▶ [What is needed]
Single out each line with the word "différentes" and copy it.

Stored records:
:::

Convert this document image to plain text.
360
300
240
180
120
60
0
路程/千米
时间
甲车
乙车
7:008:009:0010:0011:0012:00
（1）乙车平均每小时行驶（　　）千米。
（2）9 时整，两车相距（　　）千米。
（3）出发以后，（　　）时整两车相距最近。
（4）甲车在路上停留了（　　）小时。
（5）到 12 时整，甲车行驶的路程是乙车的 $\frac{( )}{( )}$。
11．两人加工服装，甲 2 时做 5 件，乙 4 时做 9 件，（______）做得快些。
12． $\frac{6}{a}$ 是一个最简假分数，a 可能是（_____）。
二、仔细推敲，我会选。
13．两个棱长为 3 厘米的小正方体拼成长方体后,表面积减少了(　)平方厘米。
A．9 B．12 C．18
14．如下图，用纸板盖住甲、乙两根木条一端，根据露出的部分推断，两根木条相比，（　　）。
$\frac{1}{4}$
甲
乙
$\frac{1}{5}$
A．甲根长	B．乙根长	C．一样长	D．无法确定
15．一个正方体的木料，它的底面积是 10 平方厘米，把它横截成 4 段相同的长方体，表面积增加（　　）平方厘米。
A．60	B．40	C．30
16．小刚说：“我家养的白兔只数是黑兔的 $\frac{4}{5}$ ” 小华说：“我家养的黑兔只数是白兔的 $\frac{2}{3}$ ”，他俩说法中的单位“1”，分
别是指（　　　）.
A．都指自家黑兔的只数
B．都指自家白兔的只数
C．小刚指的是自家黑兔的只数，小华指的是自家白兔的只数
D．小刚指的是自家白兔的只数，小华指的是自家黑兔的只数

:::

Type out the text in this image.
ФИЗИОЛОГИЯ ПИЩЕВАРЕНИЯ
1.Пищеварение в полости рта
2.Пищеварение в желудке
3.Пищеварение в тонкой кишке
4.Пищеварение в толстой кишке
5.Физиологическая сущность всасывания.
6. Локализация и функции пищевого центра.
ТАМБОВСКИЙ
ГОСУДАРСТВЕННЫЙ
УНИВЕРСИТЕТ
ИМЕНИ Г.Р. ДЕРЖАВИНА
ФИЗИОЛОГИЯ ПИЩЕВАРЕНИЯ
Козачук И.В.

:::

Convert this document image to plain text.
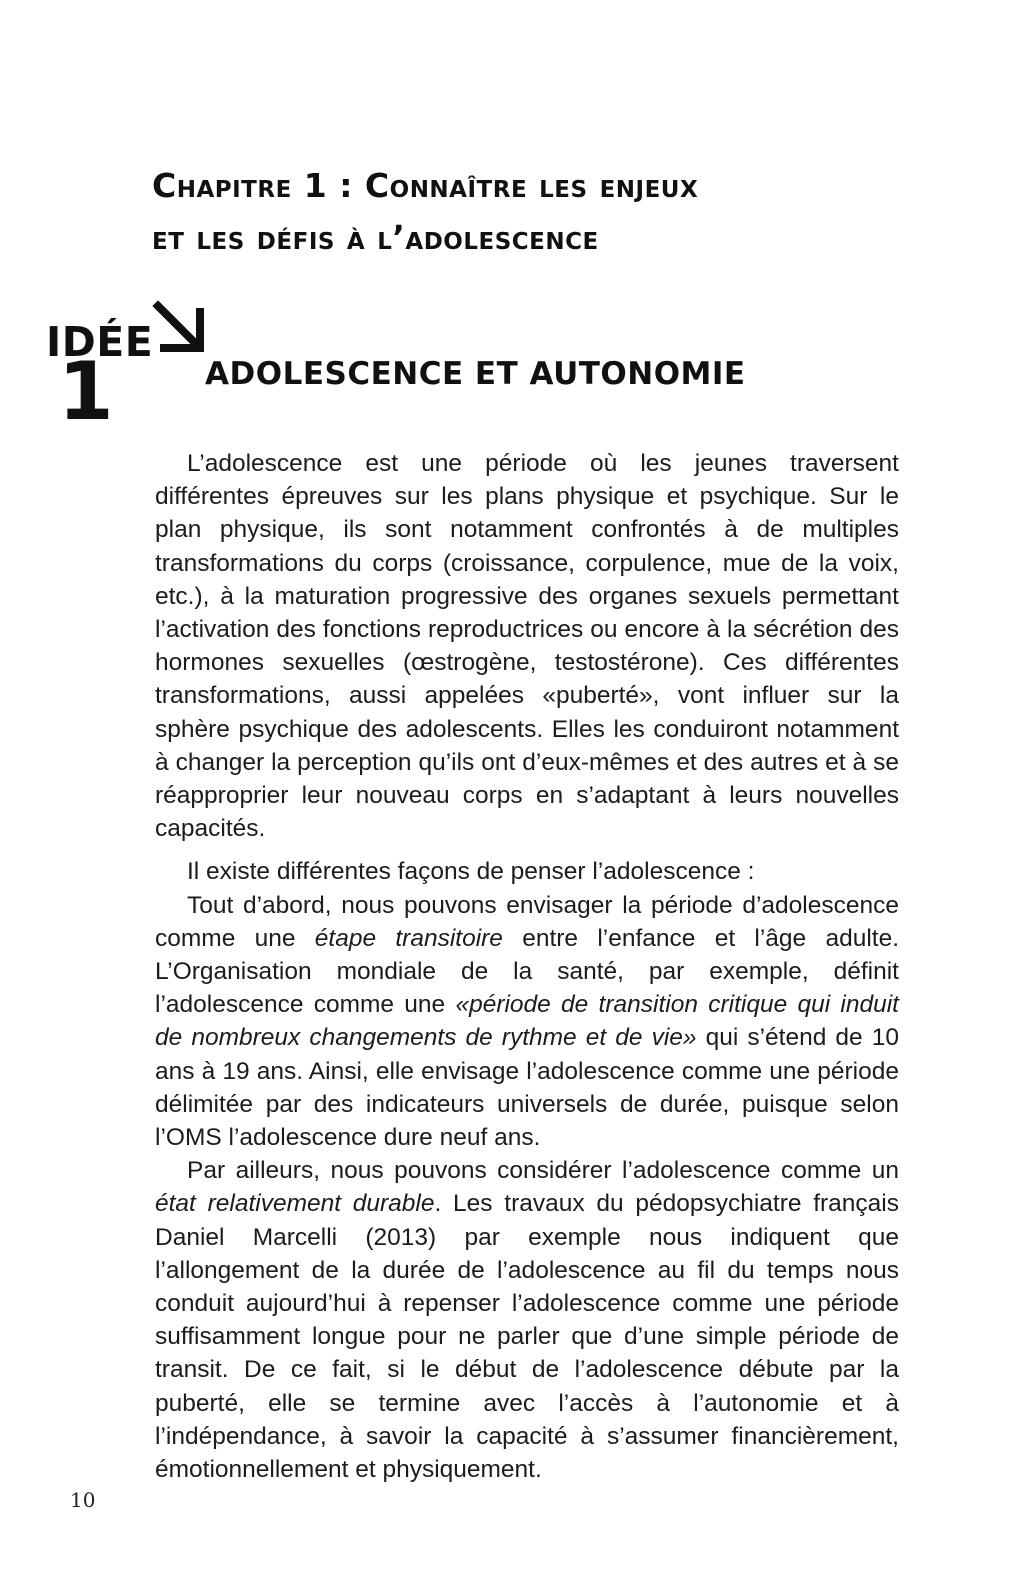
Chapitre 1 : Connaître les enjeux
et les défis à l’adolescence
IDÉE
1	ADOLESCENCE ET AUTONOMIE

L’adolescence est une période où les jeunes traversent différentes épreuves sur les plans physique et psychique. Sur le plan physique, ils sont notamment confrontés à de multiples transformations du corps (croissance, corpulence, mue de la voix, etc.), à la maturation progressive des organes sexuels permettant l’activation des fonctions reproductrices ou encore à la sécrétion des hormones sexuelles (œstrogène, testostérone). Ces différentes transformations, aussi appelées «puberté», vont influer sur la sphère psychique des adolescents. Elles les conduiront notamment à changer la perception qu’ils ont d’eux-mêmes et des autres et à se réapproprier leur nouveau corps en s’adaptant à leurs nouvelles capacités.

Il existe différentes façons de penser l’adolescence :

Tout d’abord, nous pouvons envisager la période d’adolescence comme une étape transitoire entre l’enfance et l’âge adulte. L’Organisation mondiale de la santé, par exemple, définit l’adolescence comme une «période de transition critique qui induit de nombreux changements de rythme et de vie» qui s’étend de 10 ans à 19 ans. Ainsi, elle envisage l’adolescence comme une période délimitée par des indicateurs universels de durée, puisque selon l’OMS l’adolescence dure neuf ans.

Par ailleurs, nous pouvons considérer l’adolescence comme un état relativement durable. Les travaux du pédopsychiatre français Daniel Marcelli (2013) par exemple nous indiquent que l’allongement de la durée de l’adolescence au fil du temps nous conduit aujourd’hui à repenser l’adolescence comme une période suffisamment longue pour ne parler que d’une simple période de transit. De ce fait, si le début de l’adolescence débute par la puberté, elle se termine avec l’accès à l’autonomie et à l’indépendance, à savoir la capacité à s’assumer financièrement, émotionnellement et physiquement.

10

:::

▶ [Task answer]
L’adolescence est une période où les jeunes traversent différentes épreuves sur les plans physique et psychique. Sur le plan physique, ils sont notamment confrontés à de multiples transformations du corps (croissance, corpulence, mue de la voix, etc.), à la maturation progressive des organes sexuels permettant l’activation des fonctions reproductrices ou encore à la sécrétion des hormones sexuelles (œstrogène, testostérone). Ces différentes transformations, aussi appelées «puberté», vont influer sur la sphère psychique des adolescents. Elles les conduiront notamment à changer la perception qu’ils ont d’eux-mêmes et des autres et à se réapproprier leur nouveau corps en s’adaptant à leurs nouvelles capacités.
Il existe différentes façons de penser l’adolescence :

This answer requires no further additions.